CHALLENGE:
Extract all data as written.

'''

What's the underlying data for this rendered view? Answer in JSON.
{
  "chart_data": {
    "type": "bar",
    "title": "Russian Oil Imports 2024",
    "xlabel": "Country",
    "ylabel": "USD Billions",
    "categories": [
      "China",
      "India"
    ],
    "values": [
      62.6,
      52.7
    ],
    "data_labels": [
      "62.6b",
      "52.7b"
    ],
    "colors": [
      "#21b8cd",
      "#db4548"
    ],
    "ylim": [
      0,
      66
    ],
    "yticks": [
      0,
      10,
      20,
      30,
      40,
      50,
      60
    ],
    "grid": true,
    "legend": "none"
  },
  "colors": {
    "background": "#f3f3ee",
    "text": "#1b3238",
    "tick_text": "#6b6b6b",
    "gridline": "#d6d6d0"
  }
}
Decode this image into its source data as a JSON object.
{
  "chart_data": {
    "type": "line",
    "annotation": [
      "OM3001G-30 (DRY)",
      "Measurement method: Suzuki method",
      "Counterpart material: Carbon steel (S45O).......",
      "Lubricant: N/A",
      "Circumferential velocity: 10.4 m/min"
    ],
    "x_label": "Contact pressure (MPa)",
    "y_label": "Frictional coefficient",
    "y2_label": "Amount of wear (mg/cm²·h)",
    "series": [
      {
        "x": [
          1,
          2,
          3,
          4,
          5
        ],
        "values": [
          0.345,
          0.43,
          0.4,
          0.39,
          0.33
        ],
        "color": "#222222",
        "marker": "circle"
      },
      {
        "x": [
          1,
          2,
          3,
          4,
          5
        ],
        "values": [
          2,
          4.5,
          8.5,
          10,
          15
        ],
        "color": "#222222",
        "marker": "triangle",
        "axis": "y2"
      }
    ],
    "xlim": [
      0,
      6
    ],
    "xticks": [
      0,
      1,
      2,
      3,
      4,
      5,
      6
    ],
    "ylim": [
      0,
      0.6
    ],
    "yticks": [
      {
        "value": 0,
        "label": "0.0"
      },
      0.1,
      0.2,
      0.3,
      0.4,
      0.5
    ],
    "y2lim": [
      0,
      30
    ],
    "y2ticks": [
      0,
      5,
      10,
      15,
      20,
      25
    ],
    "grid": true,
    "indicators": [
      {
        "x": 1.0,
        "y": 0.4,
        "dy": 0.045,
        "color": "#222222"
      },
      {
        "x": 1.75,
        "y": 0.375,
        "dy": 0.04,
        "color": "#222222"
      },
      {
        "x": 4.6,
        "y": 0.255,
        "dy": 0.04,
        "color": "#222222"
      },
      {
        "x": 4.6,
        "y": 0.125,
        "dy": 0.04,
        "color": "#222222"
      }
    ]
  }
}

'''

EXERCISE RESPONSE:
What's the underlying data for this rendered view? Answer in JSON.
{
  "chart_data": {
    "type": "bar",
    "title": "Russian Oil Imports 2024",
    "xlabel": "Country",
    "ylabel": "USD Billions",
    "categories": [
      "China",
      "India"
    ],
    "values": [
      62.6,
      52.7
    ],
    "data_labels": [
      "62.6b",
      "52.7b"
    ],
    "colors": [
      "#21b8cd",
      "#db4548"
    ],
    "ylim": [
      0,
      66
    ],
    "yticks": [
      0,
      10,
      20,
      30,
      40,
      50,
      60
    ],
    "grid": true,
    "legend": "none"
  },
  "colors": {
    "background": "#f3f3ee",
    "text": "#1b3238",
    "tick_text": "#6b6b6b",
    "gridline": "#d6d6d0"
  }
}
Decode this image into its source data as a JSON object.
{
  "chart_data": {
    "type": "line",
    "annotation": [
      "OM3001G-30 (DRY)",
      "Measurement method: Suzuki method",
      "Counterpart material: Carbon steel (S45O).......",
      "Lubricant: N/A",
      "Circumferential velocity: 10.4 m/min"
    ],
    "x_label": "Contact pressure (MPa)",
    "y_label": "Frictional coefficient",
    "y2_label": "Amount of wear (mg/cm²·h)",
    "series": [
      {
        "x": [
          1,
          2,
          3,
          4,
          5
        ],
        "values": [
          0.345,
          0.43,
          0.4,
          0.39,
          0.33
        ],
        "color": "#222222",
        "marker": "circle"
      },
      {
        "x": [
          1,
          2,
          3,
          4,
          5
        ],
        "values": [
          2,
          4.5,
          8.5,
          10,
          15
        ],
        "color": "#222222",
        "marker": "triangle",
        "axis": "y2"
      }
    ],
    "xlim": [
      0,
      6
    ],
    "xticks": [
      0,
      1,
      2,
      3,
      4,
      5,
      6
    ],
    "ylim": [
      0,
      0.6
    ],
    "yticks": [
      {
        "value": 0,
        "label": "0.0"
      },
      0.1,
      0.2,
      0.3,
      0.4,
      0.5
    ],
    "y2lim": [
      0,
      30
    ],
    "y2ticks": [
      0,
      5,
      10,
      15,
      20,
      25
    ],
    "grid": true,
    "indicators": [
      {
        "x": 1.0,
        "y": 0.4,
        "dy": 0.045,
        "color": "#222222"
      },
      {
        "x": 1.75,
        "y": 0.375,
        "dy": 0.04,
        "color": "#222222"
      },
      {
        "x": 4.6,
        "y": 0.255,
        "dy": 0.04,
        "color": "#222222"
      },
      {
        "x": 4.6,
        "y": 0.125,
        "dy": 0.04,
        "color": "#222222"
      }
    ]
  }
}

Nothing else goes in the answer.